## EXERCISE TEXT
------------------------------------------------------------------------

On an early summer night in 1944, on the wooded shoulder of a rural Massachusetts highway, a man in a rumpled brown suit wandered in the shadows. Whenever a car passed, he dropped to the ground and lay flat. His hair was matted, his face smeared with mud. He was a respectable Boston doctor on the lam, hungry, lost and ill.
He was Mimi Baird’s father, Dr. Perry Baird, a Texas-born, Harvard-trained physician whose severe bipolar disease ultimately destroyed his life and scarred his family with the usual wide-ranging cruelties of mental illness.
Dr. Baird vanished from Ms. Baird’s life when she was a little girl. She saw him once, briefly, when she was a teenager, then never again. He died in his mid-50s, in 1959. More than 30 years later, when Ms. Baird herself was in her 50s, a large package arrived on her doorstep and her father re-entered her world.
The box contained a manuscript long forgotten in a relative’s garage, written in smudged pencil on onionskin paper, a memoir her father had composed of five terrible months in his life. The story began the very day Dr. Baird said goodbye to 5-year-old Mimi and her sister, and permanently left the household.
Stunned and bereft all over again, Ms. Baird then spent two decades chasing down the rest of the story, talking to neighbors, colleagues and relatives about long-ago events and obtaining her father’s medical records. Now in her late 70s, a retired medical administrator, she has, with the help of a co-author, woven all this material into “He Wanted the Moon,” an extraordinary Möbius strip of a book. (Read an excerpt.)
Its core is the full text of her father’s manuscript, deftly annotated and explained. Around it she layers the voices of caretakers, friends, relatives and medical authorities. Events are revisited and reframed, turned inside out, then right side up again. The book is autobiography, biography, science, history and literature all in one, as instructive as any textbook and utterly impossible to put down.
Dr. Baird’s bipolar disease followed a common arc. He was a high-energy child, a stellar, indefatigable student, a charismatic doctor just finishing his postgraduate training when psychosis struck at age 29. From then until his death, things went downhill at an unsteady, stuttering pace. Dr. Baird had periods of stability during which he married and did some good medical work, but delusions and increasingly bizarre, sometimes violent behavior always intervened. He lost his medical license and was hospitalized repeatedly, never to any lasting effect.
All the barbaric psychiatric treatments of the time were summoned to help him: canvas straitjackets, cocoons of ice-cold wet sheets used to calm agitated patients, shock treatments, insulin injections and frontal lobotomy. None worked.
Among his friends and family, silence and denial reigned. No one explained her father’s disappearance to little Mimi. Even when Ms. Baird was an adult, her mother refused to discuss him. Many of her father’s medical colleagues seemed to believe he could settle down if he just put his mind to it. One of the research projects Dr. Baird managed to complete provided some of the first scientific evidence that mania results from aberrant brain chemistry rather than imperfect self-control.

------------------------------------------------------------------------

## EXERCISE BRIEF
According to the book review, at what age did psychosis first strike Dr. Perry Baird?

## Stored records

------------------------------------------------------------------------

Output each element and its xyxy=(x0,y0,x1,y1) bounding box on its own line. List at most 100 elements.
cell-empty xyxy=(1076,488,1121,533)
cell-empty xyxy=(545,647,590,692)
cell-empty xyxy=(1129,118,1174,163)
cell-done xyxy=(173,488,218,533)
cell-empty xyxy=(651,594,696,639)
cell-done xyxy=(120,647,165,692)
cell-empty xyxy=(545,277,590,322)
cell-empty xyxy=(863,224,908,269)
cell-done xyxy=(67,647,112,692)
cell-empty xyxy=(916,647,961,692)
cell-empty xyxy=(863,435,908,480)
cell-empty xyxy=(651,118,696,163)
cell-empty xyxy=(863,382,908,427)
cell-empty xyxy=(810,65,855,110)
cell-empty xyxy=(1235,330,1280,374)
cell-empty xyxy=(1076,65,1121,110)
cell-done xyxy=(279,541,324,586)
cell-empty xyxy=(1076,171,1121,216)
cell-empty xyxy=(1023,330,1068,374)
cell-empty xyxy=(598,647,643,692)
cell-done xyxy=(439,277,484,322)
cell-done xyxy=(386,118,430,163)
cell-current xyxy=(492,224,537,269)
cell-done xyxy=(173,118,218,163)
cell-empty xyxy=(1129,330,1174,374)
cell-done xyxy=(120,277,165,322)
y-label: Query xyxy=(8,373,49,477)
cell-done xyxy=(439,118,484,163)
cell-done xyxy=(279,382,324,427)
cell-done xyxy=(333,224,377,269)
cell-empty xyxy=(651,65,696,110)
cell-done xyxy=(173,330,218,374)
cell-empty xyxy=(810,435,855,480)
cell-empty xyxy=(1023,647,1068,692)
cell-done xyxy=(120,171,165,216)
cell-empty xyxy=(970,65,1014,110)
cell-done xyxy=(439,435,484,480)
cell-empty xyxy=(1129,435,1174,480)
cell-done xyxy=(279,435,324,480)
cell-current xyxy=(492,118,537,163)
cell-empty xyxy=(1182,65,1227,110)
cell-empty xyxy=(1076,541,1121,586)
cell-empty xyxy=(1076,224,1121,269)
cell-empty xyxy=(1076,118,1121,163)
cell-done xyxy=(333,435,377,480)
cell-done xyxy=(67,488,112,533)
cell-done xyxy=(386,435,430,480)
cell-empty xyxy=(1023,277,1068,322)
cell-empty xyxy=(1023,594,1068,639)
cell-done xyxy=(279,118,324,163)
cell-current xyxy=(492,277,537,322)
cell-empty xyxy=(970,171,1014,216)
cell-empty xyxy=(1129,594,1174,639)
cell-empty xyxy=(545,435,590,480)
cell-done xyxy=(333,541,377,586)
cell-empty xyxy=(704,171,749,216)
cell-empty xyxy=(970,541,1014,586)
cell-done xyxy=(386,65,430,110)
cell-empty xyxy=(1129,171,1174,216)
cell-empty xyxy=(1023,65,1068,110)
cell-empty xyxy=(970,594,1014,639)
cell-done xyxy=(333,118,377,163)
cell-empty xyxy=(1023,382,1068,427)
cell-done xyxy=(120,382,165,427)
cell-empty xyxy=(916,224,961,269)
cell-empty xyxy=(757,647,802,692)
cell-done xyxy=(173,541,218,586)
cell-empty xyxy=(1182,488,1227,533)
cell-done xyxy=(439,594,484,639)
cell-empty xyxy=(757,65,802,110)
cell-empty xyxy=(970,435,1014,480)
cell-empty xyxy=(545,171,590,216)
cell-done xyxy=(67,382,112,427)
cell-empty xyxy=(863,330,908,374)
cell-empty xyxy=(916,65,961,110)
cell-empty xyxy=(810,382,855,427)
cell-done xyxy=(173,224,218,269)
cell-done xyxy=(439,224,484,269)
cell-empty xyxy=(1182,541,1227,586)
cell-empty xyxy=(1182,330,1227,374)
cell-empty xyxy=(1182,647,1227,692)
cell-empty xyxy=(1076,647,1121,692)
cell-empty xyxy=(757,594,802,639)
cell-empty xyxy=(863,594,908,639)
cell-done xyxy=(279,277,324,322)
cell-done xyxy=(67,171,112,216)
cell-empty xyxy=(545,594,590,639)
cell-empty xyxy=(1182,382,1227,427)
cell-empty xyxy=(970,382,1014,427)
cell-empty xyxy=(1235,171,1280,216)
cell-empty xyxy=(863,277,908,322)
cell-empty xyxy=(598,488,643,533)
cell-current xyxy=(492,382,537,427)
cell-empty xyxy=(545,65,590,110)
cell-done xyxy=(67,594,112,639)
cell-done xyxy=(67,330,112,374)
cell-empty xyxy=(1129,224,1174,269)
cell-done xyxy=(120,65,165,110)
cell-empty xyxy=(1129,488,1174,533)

------------------------------------------------------------------------

## SOLUTION FOR THIS PROBLEM
At age 29.